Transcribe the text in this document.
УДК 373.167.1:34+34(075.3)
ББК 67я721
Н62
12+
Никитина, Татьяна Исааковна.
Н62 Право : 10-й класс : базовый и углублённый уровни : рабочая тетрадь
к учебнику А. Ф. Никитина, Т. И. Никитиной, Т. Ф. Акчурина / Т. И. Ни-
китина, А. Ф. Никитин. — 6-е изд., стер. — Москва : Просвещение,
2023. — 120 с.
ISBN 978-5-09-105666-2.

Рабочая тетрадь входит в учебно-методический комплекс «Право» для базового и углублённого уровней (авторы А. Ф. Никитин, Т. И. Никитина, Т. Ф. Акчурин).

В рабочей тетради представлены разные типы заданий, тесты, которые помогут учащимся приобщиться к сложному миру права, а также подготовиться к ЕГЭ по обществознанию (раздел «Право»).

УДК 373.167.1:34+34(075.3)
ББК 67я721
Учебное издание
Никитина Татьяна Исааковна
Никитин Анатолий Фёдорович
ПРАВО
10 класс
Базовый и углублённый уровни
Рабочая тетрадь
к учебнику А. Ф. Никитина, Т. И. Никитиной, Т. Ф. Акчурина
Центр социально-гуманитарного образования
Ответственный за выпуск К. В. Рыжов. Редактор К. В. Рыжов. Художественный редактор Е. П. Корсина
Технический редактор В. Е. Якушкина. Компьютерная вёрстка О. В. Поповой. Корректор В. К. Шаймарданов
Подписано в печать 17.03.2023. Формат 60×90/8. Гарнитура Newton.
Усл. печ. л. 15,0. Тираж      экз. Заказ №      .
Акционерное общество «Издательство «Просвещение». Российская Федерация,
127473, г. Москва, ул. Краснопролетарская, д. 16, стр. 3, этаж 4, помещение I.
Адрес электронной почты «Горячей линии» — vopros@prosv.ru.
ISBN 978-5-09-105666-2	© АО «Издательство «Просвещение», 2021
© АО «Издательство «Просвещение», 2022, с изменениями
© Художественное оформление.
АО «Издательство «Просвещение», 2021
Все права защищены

▸ **Exercise task**
Identify the lines that contain the string "Никитина", and copy every one of them.

▸ **Correct response**
Никитина, Татьяна Исааковна.
к учебнику А. Ф. Никитина, Т. И. Никитиной, Т. Ф. Акчурина / Т. И. Ни-
Рабочая тетрадь входит в учебно-методический комплекс «Право» для базового и углублённого уровней (авторы А. Ф. Никитин, Т. И. Никитина, Т. Ф. Акчурин).
Никитина Татьяна Исааковна
к учебнику А. Ф. Никитина, Т. И. Никитиной, Т. Ф. Акчурина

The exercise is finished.